→ Set exercise: In the records below, pick out all lines containing the word "value".

→ Record set:

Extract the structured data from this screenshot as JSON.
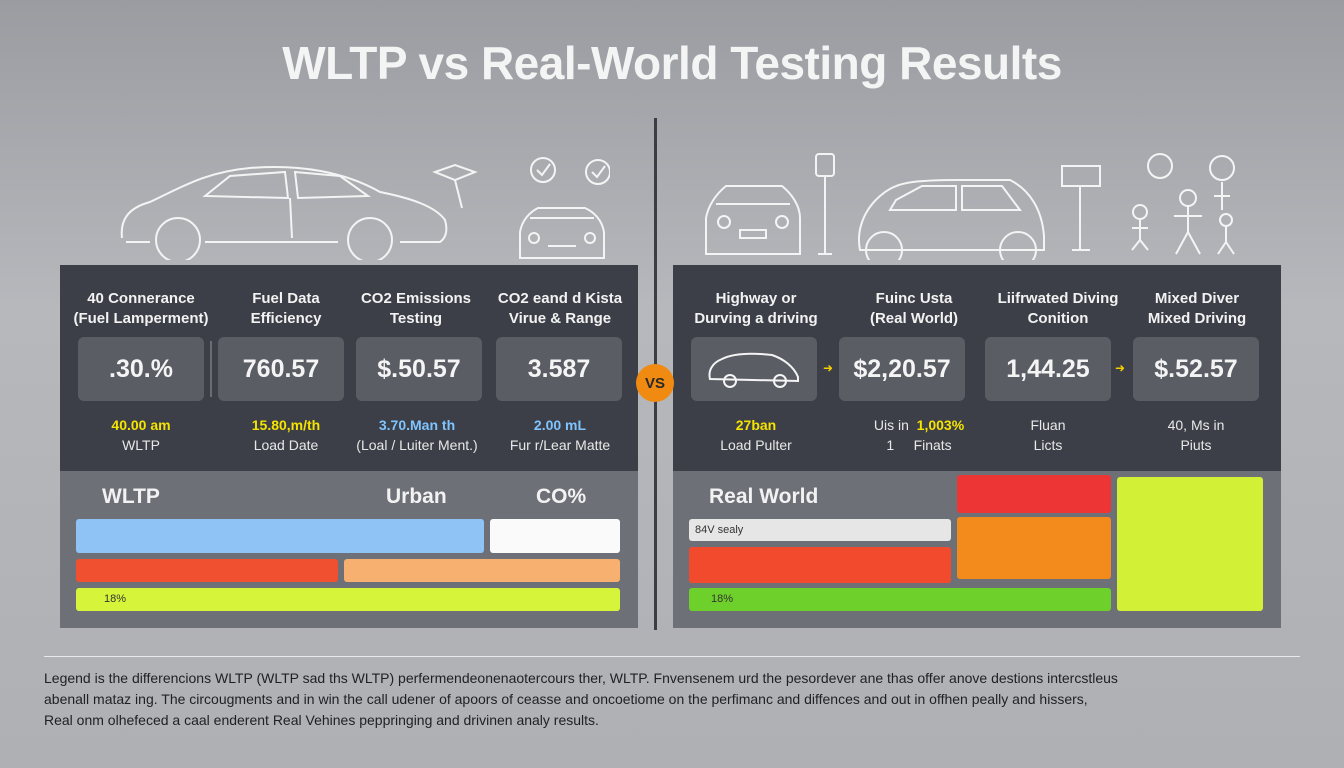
{
  "title": "WLTP vs Real-World Testing Results",
  "vs_badge": "VS",
  "colors": {
    "panel_dark": "#3c3f47",
    "vs_orange": "#f08a10",
    "highlight_yellow": "#f5e400",
    "highlight_blue": "#7fc4ff"
  },
  "illustrations": {
    "left": [
      "sedan-outline-icon",
      "signpost-icon",
      "check-badge-icon",
      "car-front-icon"
    ],
    "right": [
      "car-front-icon",
      "parking-sign-icon",
      "hatchback-outline-icon",
      "sign-icon",
      "family-icon"
    ]
  },
  "left_panel": {
    "columns": [
      {
        "header_line1": "40 Connerance",
        "header_line2": "(Fuel Lamperment)",
        "value": ".30.%",
        "sub_highlight": "40.00 am",
        "sub_text": "WLTP"
      },
      {
        "header_line1": "Fuel Data",
        "header_line2": "Efficiency",
        "value": "760.57",
        "sub_highlight": "15.80,m/th",
        "sub_text": "Load Date"
      },
      {
        "header_line1": "CO2 Emissions",
        "header_line2": "Testing",
        "value": "$.50.57",
        "sub_highlight": "3.70.Man th",
        "sub_text": "(Loal / Luiter Ment.)"
      },
      {
        "header_line1": "CO2 eand d Kista",
        "header_line2": "Virue & Range",
        "value": "3.587",
        "sub_highlight": "2.00 mL",
        "sub_text": "Fur r/Lear Matte"
      }
    ]
  },
  "right_panel": {
    "columns": [
      {
        "header_line1": "Highway or",
        "header_line2": "Durving a driving",
        "value": "",
        "sub_highlight": "27ban",
        "sub_text": "Load Pulter"
      },
      {
        "header_line1": "Fuinc Usta",
        "header_line2": "(Real World)",
        "value": "$2,20.57",
        "sub_highlight": "1,003%",
        "sub_prefix": "Uis in",
        "sub_text": "Finats",
        "sub_extra": "1"
      },
      {
        "header_line1": "Liifrwated Diving",
        "header_line2": "Conition",
        "value": "1,44.25",
        "sub_highlight": "",
        "sub_text_line1": "Fluan",
        "sub_text": "Licts"
      },
      {
        "header_line1": "Mixed Diver",
        "header_line2": "Mixed Driving",
        "value": "$.52.57",
        "sub_highlight": "",
        "sub_text_line1": "40, Ms in",
        "sub_text": "Piuts"
      }
    ]
  },
  "bars_left": {
    "label_main": "WLTP",
    "label_mid": "Urban",
    "label_right": "CO%",
    "bar_text": "18%"
  },
  "bars_right": {
    "label_main": "Real World",
    "bar_text_1": "84V sealy",
    "bar_text_2": "18%"
  },
  "legend": {
    "line1": "Legend is the differencions WLTP (WLTP sad ths WLTP) perfermendeonenaotercours ther, WLTP. Fnvensenem urd the pesordever ane thas offer anove destions intercstleus",
    "line2": "abenall mataz ing. The circougments and in win the call udener of apoors of ceasse and oncoetiome on the perfimanc and diffences and out in offhen peally and hissers,",
    "line3": "Real onm olhefeced a caal enderent Real Vehines peppringing and drivinen analy results."
  }
}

→ Correct output:
        "value": ".30.%",
        "value": "760.57",
        "value": "$.50.57",
        "value": "3.587",
        "value": "",
        "value": "$2,20.57",
        "value": "1,44.25",
        "value": "$.52.57",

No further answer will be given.